** start **

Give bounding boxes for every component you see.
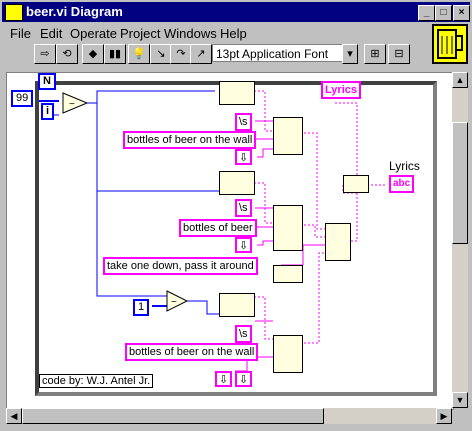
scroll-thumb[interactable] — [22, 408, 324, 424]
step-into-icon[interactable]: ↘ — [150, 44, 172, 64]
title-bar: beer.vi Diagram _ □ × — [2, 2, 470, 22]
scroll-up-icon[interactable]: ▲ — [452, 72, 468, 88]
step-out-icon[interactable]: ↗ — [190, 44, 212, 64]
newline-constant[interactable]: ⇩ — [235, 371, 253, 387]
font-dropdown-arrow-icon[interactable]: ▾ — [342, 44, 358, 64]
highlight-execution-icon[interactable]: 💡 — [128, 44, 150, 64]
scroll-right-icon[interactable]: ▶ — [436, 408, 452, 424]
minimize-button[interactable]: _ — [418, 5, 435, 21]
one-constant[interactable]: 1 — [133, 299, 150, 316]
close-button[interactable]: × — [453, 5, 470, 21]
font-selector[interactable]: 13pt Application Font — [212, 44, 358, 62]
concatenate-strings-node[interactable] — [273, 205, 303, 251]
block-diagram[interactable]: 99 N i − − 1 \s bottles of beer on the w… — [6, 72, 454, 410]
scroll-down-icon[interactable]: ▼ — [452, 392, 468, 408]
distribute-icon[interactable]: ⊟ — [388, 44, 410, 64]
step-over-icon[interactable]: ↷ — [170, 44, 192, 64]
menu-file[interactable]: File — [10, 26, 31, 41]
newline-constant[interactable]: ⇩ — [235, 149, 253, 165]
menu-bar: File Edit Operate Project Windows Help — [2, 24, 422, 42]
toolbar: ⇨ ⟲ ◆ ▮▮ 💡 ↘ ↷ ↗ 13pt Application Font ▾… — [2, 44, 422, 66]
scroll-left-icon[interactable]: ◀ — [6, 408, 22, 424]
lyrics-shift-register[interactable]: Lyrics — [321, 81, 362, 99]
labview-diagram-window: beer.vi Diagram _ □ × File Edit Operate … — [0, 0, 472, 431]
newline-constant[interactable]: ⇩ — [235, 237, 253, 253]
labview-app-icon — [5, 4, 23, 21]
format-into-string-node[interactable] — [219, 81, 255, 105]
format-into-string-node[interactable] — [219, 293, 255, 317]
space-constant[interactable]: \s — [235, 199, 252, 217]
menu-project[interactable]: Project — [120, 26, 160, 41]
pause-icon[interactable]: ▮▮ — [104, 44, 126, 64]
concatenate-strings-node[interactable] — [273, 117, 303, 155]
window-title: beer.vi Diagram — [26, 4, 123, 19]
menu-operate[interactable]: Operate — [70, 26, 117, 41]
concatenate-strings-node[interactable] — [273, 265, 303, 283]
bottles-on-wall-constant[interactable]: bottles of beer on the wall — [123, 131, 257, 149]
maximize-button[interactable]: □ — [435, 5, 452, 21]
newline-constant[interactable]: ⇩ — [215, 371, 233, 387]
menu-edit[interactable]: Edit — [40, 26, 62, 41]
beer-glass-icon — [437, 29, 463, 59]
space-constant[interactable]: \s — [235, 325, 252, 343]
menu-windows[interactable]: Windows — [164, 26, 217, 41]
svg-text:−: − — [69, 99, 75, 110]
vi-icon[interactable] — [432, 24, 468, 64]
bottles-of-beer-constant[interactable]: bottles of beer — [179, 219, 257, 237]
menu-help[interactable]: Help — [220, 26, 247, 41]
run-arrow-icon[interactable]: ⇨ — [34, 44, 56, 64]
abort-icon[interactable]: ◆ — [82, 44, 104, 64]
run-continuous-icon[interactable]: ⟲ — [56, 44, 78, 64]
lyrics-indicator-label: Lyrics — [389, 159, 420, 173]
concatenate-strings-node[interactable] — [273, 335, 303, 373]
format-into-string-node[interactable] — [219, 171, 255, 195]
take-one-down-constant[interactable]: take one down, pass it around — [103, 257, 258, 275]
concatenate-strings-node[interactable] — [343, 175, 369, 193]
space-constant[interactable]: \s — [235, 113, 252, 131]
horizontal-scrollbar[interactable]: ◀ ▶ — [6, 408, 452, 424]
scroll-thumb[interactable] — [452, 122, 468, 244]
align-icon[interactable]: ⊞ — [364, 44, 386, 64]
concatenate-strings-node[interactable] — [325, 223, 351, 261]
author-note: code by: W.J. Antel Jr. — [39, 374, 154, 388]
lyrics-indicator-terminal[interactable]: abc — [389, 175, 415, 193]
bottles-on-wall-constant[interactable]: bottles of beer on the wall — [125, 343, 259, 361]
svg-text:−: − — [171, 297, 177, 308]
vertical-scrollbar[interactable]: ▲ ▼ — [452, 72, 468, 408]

** end **

Rewrite all the rows above, replacing "newline-constant" with "line-break-constant" and keeping everything else unchanged. Leave the pictures out.

TASK ANSWER:
Give bounding boxes for every component you see.
scroll-thumb[interactable] — [22, 408, 324, 424]
step-into-icon[interactable]: ↘ — [150, 44, 172, 64]
title-bar: beer.vi Diagram _ □ × — [2, 2, 470, 22]
scroll-up-icon[interactable]: ▲ — [452, 72, 468, 88]
step-out-icon[interactable]: ↗ — [190, 44, 212, 64]
line-break-constant[interactable]: ⇩ — [235, 371, 253, 387]
font-dropdown-arrow-icon[interactable]: ▾ — [342, 44, 358, 64]
highlight-execution-icon[interactable]: 💡 — [128, 44, 150, 64]
scroll-right-icon[interactable]: ▶ — [436, 408, 452, 424]
minimize-button[interactable]: _ — [418, 5, 435, 21]
one-constant[interactable]: 1 — [133, 299, 150, 316]
close-button[interactable]: × — [453, 5, 470, 21]
font-selector[interactable]: 13pt Application Font — [212, 44, 358, 62]
concatenate-strings-node[interactable] — [273, 205, 303, 251]
block-diagram[interactable]: 99 N i − − 1 \s bottles of beer on the w… — [6, 72, 454, 410]
scroll-down-icon[interactable]: ▼ — [452, 392, 468, 408]
distribute-icon[interactable]: ⊟ — [388, 44, 410, 64]
step-over-icon[interactable]: ↷ — [170, 44, 192, 64]
menu-file[interactable]: File — [10, 26, 31, 41]
line-break-constant[interactable]: ⇩ — [235, 149, 253, 165]
menu-bar: File Edit Operate Project Windows Help — [2, 24, 422, 42]
toolbar: ⇨ ⟲ ◆ ▮▮ 💡 ↘ ↷ ↗ 13pt Application Font ▾… — [2, 44, 422, 66]
scroll-left-icon[interactable]: ◀ — [6, 408, 22, 424]
lyrics-shift-register[interactable]: Lyrics — [321, 81, 362, 99]
labview-diagram-window: beer.vi Diagram _ □ × File Edit Operate … — [0, 0, 472, 431]
line-break-constant[interactable]: ⇩ — [235, 237, 253, 253]
labview-app-icon — [5, 4, 23, 21]
format-into-string-node[interactable] — [219, 81, 255, 105]
format-into-string-node[interactable] — [219, 293, 255, 317]
space-constant[interactable]: \s — [235, 199, 252, 217]
menu-project[interactable]: Project — [120, 26, 160, 41]
pause-icon[interactable]: ▮▮ — [104, 44, 126, 64]
concatenate-strings-node[interactable] — [273, 117, 303, 155]
window-title: beer.vi Diagram — [26, 4, 123, 19]
menu-operate[interactable]: Operate — [70, 26, 117, 41]
concatenate-strings-node[interactable] — [273, 265, 303, 283]
bottles-on-wall-constant[interactable]: bottles of beer on the wall — [123, 131, 257, 149]
maximize-button[interactable]: □ — [435, 5, 452, 21]
line-break-constant[interactable]: ⇩ — [215, 371, 233, 387]
menu-edit[interactable]: Edit — [40, 26, 62, 41]
beer-glass-icon — [437, 29, 463, 59]
space-constant[interactable]: \s — [235, 325, 252, 343]
menu-windows[interactable]: Windows — [164, 26, 217, 41]
svg-text:−: − — [69, 99, 75, 110]
vi-icon[interactable] — [432, 24, 468, 64]
bottles-of-beer-constant[interactable]: bottles of beer — [179, 219, 257, 237]
menu-help[interactable]: Help — [220, 26, 247, 41]
run-arrow-icon[interactable]: ⇨ — [34, 44, 56, 64]
abort-icon[interactable]: ◆ — [82, 44, 104, 64]
run-continuous-icon[interactable]: ⟲ — [56, 44, 78, 64]
lyrics-indicator-label: Lyrics — [389, 159, 420, 173]
concatenate-strings-node[interactable] — [273, 335, 303, 373]
format-into-string-node[interactable] — [219, 171, 255, 195]
take-one-down-constant[interactable]: take one down, pass it around — [103, 257, 258, 275]
concatenate-strings-node[interactable] — [343, 175, 369, 193]
space-constant[interactable]: \s — [235, 113, 252, 131]
horizontal-scrollbar[interactable]: ◀ ▶ — [6, 408, 452, 424]
scroll-thumb[interactable] — [452, 122, 468, 244]
align-icon[interactable]: ⊞ — [364, 44, 386, 64]
concatenate-strings-node[interactable] — [325, 223, 351, 261]
author-note: code by: W.J. Antel Jr. — [39, 374, 154, 388]
lyrics-indicator-terminal[interactable]: abc — [389, 175, 415, 193]
bottles-on-wall-constant[interactable]: bottles of beer on the wall — [125, 343, 259, 361]
svg-text:−: − — [171, 297, 177, 308]
vertical-scrollbar[interactable]: ▲ ▼ — [452, 72, 468, 408]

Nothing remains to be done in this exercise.